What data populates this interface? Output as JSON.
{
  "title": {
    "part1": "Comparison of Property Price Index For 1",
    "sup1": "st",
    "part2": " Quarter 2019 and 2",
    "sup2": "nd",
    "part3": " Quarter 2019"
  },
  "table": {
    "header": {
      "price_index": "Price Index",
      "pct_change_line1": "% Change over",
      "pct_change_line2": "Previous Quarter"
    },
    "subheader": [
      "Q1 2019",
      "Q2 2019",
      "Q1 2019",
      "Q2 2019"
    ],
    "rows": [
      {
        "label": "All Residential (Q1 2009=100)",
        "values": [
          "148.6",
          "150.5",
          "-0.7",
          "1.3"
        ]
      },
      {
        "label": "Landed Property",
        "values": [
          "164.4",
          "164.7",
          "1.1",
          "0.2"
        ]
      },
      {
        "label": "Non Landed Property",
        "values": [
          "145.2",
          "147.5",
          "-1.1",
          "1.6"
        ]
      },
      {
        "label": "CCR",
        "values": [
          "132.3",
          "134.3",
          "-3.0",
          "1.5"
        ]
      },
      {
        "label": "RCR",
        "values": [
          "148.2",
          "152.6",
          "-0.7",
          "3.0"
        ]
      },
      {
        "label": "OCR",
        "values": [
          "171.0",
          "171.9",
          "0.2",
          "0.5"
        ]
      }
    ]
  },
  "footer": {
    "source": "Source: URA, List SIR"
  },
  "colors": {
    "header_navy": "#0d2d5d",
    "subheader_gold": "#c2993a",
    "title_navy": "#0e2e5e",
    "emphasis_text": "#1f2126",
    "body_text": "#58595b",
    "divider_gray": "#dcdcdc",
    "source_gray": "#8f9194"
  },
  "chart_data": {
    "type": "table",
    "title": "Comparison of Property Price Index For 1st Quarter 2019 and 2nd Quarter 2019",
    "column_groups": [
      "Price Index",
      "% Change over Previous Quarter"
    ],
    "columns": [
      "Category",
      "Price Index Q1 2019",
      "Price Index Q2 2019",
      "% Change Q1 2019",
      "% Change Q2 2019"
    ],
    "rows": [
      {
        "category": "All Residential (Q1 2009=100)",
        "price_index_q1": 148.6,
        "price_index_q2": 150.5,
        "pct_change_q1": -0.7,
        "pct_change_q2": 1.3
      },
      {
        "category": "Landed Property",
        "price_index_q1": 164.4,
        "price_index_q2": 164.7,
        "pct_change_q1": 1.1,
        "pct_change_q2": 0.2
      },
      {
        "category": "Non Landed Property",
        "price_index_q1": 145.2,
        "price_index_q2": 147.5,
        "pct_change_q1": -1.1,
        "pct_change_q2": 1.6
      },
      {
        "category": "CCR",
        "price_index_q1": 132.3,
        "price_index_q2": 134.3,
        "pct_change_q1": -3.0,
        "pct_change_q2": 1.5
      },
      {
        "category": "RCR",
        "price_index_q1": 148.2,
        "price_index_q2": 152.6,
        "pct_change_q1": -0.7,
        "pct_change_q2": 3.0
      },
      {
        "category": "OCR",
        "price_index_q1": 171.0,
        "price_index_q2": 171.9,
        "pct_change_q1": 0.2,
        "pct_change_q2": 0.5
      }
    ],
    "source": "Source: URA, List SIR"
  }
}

****

> [THE EXERCISE]:
Read the entries above, then pull out the lines that include "Comparison".

> [OUTPUT FOR THIS TASK]:
    "part1": "Comparison of Property Price Index For 1",
    "title": "Comparison of Property Price Index For 1st Quarter 2019 and 2nd Quarter 2019",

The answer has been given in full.